▶ Task to complete
From the listing below, extract each line containing the string "Cash".

▶ Supplied information
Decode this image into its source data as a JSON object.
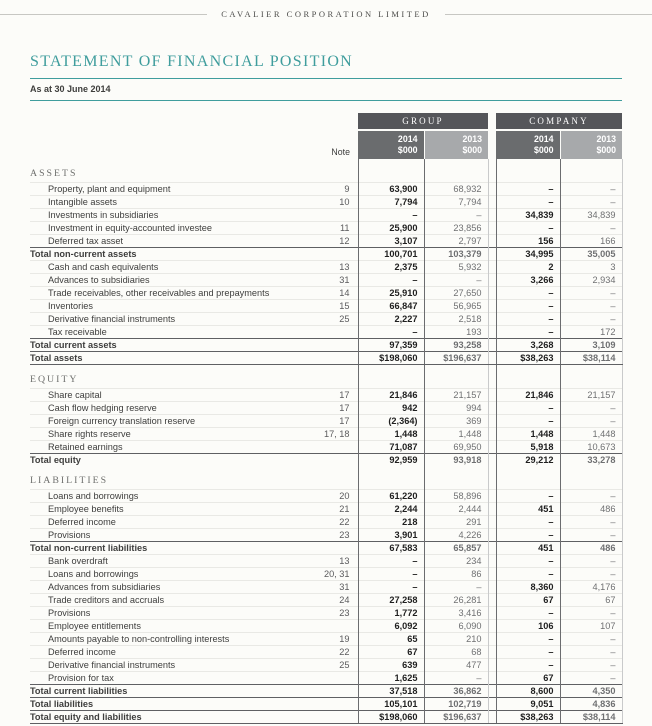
{
  "masthead": {
    "company_name": "CAVALIER CORPORATION LIMITED"
  },
  "page": {
    "title": "STATEMENT OF FINANCIAL POSITION",
    "date_line": "As at 30 June 2014"
  },
  "colors": {
    "accent_teal": "#3f9d9d",
    "header_bar": "#55565a",
    "col_2014_bg": "#6a6c6e",
    "col_2013_bg": "#a7a9ab"
  },
  "table": {
    "group_header": "GROUP",
    "company_header": "COMPANY",
    "note_label": "Note",
    "col_headers": {
      "group": [
        {
          "year": "2014",
          "unit": "$000"
        },
        {
          "year": "2013",
          "unit": "$000"
        }
      ],
      "company": [
        {
          "year": "2014",
          "unit": "$000"
        },
        {
          "year": "2013",
          "unit": "$000"
        }
      ]
    },
    "rows": [
      {
        "type": "section",
        "label": "ASSETS"
      },
      {
        "type": "item",
        "label": "Property, plant and equipment",
        "note": "9",
        "g2014": "63,900",
        "g2013": "68,932",
        "c2014": "–",
        "c2013": "–"
      },
      {
        "type": "item",
        "label": "Intangible assets",
        "note": "10",
        "g2014": "7,794",
        "g2013": "7,794",
        "c2014": "–",
        "c2013": "–"
      },
      {
        "type": "item",
        "label": "Investments in subsidiaries",
        "note": "",
        "g2014": "–",
        "g2013": "–",
        "c2014": "34,839",
        "c2013": "34,839"
      },
      {
        "type": "item",
        "label": "Investment in equity-accounted investee",
        "note": "11",
        "g2014": "25,900",
        "g2013": "23,856",
        "c2014": "–",
        "c2013": "–"
      },
      {
        "type": "item",
        "label": "Deferred tax asset",
        "note": "12",
        "g2014": "3,107",
        "g2013": "2,797",
        "c2014": "156",
        "c2013": "166"
      },
      {
        "type": "total",
        "label": "Total non-current assets",
        "note": "",
        "g2014": "100,701",
        "g2013": "103,379",
        "c2014": "34,995",
        "c2013": "35,005"
      },
      {
        "type": "item",
        "label": "Cash and cash equivalents",
        "note": "13",
        "g2014": "2,375",
        "g2013": "5,932",
        "c2014": "2",
        "c2013": "3"
      },
      {
        "type": "item",
        "label": "Advances to subsidiaries",
        "note": "31",
        "g2014": "–",
        "g2013": "–",
        "c2014": "3,266",
        "c2013": "2,934"
      },
      {
        "type": "item",
        "label": "Trade receivables, other receivables and prepayments",
        "note": "14",
        "g2014": "25,910",
        "g2013": "27,650",
        "c2014": "–",
        "c2013": "–"
      },
      {
        "type": "item",
        "label": "Inventories",
        "note": "15",
        "g2014": "66,847",
        "g2013": "56,965",
        "c2014": "–",
        "c2013": "–"
      },
      {
        "type": "item",
        "label": "Derivative financial instruments",
        "note": "25",
        "g2014": "2,227",
        "g2013": "2,518",
        "c2014": "–",
        "c2013": "–"
      },
      {
        "type": "item",
        "label": "Tax receivable",
        "note": "",
        "g2014": "–",
        "g2013": "193",
        "c2014": "–",
        "c2013": "172"
      },
      {
        "type": "total",
        "label": "Total current assets",
        "note": "",
        "g2014": "97,359",
        "g2013": "93,258",
        "c2014": "3,268",
        "c2013": "3,109"
      },
      {
        "type": "grand",
        "label": "Total assets",
        "note": "",
        "g2014": "$198,060",
        "g2013": "$196,637",
        "c2014": "$38,263",
        "c2013": "$38,114"
      },
      {
        "type": "section",
        "label": "EQUITY"
      },
      {
        "type": "item",
        "label": "Share capital",
        "note": "17",
        "g2014": "21,846",
        "g2013": "21,157",
        "c2014": "21,846",
        "c2013": "21,157"
      },
      {
        "type": "item",
        "label": "Cash flow hedging reserve",
        "note": "17",
        "g2014": "942",
        "g2013": "994",
        "c2014": "–",
        "c2013": "–"
      },
      {
        "type": "item",
        "label": "Foreign currency translation reserve",
        "note": "17",
        "g2014": "(2,364)",
        "g2013": "369",
        "c2014": "–",
        "c2013": "–"
      },
      {
        "type": "item",
        "label": "Share rights reserve",
        "note": "17, 18",
        "g2014": "1,448",
        "g2013": "1,448",
        "c2014": "1,448",
        "c2013": "1,448"
      },
      {
        "type": "item",
        "label": "Retained earnings",
        "note": "",
        "g2014": "71,087",
        "g2013": "69,950",
        "c2014": "5,918",
        "c2013": "10,673"
      },
      {
        "type": "total",
        "label": "Total equity",
        "note": "",
        "g2014": "92,959",
        "g2013": "93,918",
        "c2014": "29,212",
        "c2013": "33,278"
      },
      {
        "type": "section",
        "label": "LIABILITIES"
      },
      {
        "type": "item",
        "label": "Loans and borrowings",
        "note": "20",
        "g2014": "61,220",
        "g2013": "58,896",
        "c2014": "–",
        "c2013": "–"
      },
      {
        "type": "item",
        "label": "Employee benefits",
        "note": "21",
        "g2014": "2,244",
        "g2013": "2,444",
        "c2014": "451",
        "c2013": "486"
      },
      {
        "type": "item",
        "label": "Deferred income",
        "note": "22",
        "g2014": "218",
        "g2013": "291",
        "c2014": "–",
        "c2013": "–"
      },
      {
        "type": "item",
        "label": "Provisions",
        "note": "23",
        "g2014": "3,901",
        "g2013": "4,226",
        "c2014": "–",
        "c2013": "–"
      },
      {
        "type": "total",
        "label": "Total non-current liabilities",
        "note": "",
        "g2014": "67,583",
        "g2013": "65,857",
        "c2014": "451",
        "c2013": "486"
      },
      {
        "type": "item",
        "label": "Bank overdraft",
        "note": "13",
        "g2014": "–",
        "g2013": "234",
        "c2014": "–",
        "c2013": "–"
      },
      {
        "type": "item",
        "label": "Loans and borrowings",
        "note": "20, 31",
        "g2014": "–",
        "g2013": "86",
        "c2014": "–",
        "c2013": "–"
      },
      {
        "type": "item",
        "label": "Advances from subsidiaries",
        "note": "31",
        "g2014": "–",
        "g2013": "–",
        "c2014": "8,360",
        "c2013": "4,176"
      },
      {
        "type": "item",
        "label": "Trade creditors and accruals",
        "note": "24",
        "g2014": "27,258",
        "g2013": "26,281",
        "c2014": "67",
        "c2013": "67"
      },
      {
        "type": "item",
        "label": "Provisions",
        "note": "23",
        "g2014": "1,772",
        "g2013": "3,416",
        "c2014": "–",
        "c2013": "–"
      },
      {
        "type": "item",
        "label": "Employee entitlements",
        "note": "",
        "g2014": "6,092",
        "g2013": "6,090",
        "c2014": "106",
        "c2013": "107"
      },
      {
        "type": "item",
        "label": "Amounts payable to non-controlling interests",
        "note": "19",
        "g2014": "65",
        "g2013": "210",
        "c2014": "–",
        "c2013": "–"
      },
      {
        "type": "item",
        "label": "Deferred income",
        "note": "22",
        "g2014": "67",
        "g2013": "68",
        "c2014": "–",
        "c2013": "–"
      },
      {
        "type": "item",
        "label": "Derivative financial instruments",
        "note": "25",
        "g2014": "639",
        "g2013": "477",
        "c2014": "–",
        "c2013": "–"
      },
      {
        "type": "item",
        "label": "Provision for tax",
        "note": "",
        "g2014": "1,625",
        "g2013": "–",
        "c2014": "67",
        "c2013": "–"
      },
      {
        "type": "total",
        "label": "Total current liabilities",
        "note": "",
        "g2014": "37,518",
        "g2013": "36,862",
        "c2014": "8,600",
        "c2013": "4,350"
      },
      {
        "type": "total",
        "label": "Total liabilities",
        "note": "",
        "g2014": "105,101",
        "g2013": "102,719",
        "c2014": "9,051",
        "c2013": "4,836"
      },
      {
        "type": "grand",
        "label": "Total equity and liabilities",
        "note": "",
        "g2014": "$198,060",
        "g2013": "$196,637",
        "c2014": "$38,263",
        "c2013": "$38,114"
      }
    ]
  }
}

▶ Task solution
        "label": "Cash and cash equivalents",
        "label": "Cash flow hedging reserve",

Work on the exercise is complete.